> [WRITTEN PROBLEM] Extract every line from the records below that contains the word "sind".
### RECORDS PROVIDED ###
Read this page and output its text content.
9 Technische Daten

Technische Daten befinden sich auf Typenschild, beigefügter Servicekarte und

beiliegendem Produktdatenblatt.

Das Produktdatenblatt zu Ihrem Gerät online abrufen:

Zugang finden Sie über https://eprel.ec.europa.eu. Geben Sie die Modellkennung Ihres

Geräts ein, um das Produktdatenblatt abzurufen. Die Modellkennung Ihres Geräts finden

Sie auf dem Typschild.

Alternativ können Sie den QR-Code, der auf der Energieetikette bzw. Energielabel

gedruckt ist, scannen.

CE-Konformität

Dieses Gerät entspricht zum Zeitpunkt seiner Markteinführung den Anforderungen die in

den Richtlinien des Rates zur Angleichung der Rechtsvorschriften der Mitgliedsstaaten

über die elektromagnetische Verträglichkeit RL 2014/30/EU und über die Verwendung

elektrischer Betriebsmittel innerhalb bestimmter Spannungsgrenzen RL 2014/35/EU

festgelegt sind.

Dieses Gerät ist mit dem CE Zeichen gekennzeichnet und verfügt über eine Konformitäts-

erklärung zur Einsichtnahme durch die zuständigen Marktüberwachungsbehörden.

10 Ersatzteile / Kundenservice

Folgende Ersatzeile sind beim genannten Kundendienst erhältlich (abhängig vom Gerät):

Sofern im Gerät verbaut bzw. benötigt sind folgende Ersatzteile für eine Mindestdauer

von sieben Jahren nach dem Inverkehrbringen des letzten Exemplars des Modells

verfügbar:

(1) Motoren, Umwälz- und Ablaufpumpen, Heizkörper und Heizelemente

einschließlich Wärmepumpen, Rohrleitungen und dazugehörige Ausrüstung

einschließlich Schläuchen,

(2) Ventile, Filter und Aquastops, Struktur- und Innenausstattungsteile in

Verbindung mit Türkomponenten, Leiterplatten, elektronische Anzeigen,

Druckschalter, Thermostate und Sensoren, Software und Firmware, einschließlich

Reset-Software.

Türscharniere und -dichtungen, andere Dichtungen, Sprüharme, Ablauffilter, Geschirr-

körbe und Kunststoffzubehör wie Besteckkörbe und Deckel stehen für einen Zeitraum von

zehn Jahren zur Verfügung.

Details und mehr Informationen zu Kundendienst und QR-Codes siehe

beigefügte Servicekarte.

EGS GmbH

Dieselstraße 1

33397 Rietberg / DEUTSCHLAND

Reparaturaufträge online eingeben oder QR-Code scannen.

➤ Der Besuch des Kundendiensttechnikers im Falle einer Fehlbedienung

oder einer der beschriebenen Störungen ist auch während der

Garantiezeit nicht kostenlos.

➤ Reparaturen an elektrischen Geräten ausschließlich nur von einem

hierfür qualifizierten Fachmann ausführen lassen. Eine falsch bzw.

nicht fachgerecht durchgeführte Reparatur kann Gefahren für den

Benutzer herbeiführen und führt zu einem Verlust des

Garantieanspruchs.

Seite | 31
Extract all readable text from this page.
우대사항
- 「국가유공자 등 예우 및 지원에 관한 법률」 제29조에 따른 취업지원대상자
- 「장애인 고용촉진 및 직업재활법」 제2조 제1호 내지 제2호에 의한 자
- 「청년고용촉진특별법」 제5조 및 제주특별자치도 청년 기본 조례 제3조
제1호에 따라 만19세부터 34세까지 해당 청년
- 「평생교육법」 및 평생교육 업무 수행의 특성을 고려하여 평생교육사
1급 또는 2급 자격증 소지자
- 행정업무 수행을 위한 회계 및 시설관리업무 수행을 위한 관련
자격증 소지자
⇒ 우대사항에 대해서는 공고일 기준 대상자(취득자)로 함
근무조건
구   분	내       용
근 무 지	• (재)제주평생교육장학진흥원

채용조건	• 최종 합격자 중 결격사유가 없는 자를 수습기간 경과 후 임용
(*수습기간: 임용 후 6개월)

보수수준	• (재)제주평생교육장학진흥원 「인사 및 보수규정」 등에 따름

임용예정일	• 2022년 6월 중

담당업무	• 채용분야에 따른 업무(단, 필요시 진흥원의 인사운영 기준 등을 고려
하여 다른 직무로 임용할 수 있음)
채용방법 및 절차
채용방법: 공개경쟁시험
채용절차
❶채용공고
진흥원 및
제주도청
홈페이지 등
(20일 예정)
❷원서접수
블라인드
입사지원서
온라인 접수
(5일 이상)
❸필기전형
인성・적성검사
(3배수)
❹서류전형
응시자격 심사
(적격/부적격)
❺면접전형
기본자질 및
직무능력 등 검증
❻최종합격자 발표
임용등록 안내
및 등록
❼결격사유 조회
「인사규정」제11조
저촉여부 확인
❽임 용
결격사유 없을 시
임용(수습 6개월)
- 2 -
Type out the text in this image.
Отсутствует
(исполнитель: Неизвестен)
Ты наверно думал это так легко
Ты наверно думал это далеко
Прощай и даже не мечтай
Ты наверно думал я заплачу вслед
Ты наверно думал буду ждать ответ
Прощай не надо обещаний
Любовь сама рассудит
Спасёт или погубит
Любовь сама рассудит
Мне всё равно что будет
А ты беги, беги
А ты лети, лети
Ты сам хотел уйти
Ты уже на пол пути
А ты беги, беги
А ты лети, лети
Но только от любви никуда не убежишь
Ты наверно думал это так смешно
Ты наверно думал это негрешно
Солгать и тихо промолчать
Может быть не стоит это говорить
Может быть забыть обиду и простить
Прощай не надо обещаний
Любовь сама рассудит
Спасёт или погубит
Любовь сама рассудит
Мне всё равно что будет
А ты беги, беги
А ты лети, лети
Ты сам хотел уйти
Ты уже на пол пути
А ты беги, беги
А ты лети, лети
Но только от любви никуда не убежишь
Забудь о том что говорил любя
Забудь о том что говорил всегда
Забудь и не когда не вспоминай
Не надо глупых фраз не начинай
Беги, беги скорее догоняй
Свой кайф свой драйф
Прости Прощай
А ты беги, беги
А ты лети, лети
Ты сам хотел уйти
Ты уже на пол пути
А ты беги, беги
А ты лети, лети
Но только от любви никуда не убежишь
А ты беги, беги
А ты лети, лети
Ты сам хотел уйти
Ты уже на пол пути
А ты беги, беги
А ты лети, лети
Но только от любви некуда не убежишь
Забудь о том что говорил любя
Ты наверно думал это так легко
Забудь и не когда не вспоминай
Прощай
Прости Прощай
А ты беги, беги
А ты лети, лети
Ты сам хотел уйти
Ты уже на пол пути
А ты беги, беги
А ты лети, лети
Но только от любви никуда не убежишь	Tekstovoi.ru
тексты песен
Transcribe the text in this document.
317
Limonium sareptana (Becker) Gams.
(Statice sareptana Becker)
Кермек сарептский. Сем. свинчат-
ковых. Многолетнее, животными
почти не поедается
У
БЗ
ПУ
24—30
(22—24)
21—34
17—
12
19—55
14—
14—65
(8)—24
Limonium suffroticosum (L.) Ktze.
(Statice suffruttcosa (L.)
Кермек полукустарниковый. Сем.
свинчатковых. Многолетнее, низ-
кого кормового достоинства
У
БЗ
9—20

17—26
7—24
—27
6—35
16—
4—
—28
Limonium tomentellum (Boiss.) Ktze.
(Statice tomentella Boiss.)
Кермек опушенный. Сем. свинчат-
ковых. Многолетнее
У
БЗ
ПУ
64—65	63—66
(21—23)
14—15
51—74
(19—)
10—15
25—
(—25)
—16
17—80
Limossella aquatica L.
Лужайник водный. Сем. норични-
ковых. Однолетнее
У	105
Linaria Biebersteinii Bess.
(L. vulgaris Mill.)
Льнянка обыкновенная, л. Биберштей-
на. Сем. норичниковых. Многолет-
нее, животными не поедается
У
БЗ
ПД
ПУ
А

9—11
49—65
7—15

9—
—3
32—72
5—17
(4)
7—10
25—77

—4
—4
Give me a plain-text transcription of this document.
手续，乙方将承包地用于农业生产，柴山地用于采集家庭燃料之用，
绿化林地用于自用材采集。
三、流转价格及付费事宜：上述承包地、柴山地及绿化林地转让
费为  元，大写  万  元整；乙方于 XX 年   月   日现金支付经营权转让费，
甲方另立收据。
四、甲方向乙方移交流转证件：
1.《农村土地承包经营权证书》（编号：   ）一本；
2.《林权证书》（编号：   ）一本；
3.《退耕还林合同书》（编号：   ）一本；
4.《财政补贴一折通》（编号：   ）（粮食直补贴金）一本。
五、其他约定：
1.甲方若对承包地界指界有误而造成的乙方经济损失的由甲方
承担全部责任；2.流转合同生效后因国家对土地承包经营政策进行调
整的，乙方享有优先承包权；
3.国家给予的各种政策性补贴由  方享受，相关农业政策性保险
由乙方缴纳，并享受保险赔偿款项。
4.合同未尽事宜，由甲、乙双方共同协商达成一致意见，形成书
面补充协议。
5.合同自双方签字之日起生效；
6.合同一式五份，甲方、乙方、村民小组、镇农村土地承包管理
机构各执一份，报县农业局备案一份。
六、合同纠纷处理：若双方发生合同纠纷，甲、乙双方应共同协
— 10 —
###
> [OUTPUT]
festgelegt sind.
Folgende Ersatzeile sind beim genannten Kundendienst erhältlich (abhängig vom Gerät):
Sofern im Gerät verbaut bzw. benötigt sind folgende Ersatzteile für eine Mindestdauer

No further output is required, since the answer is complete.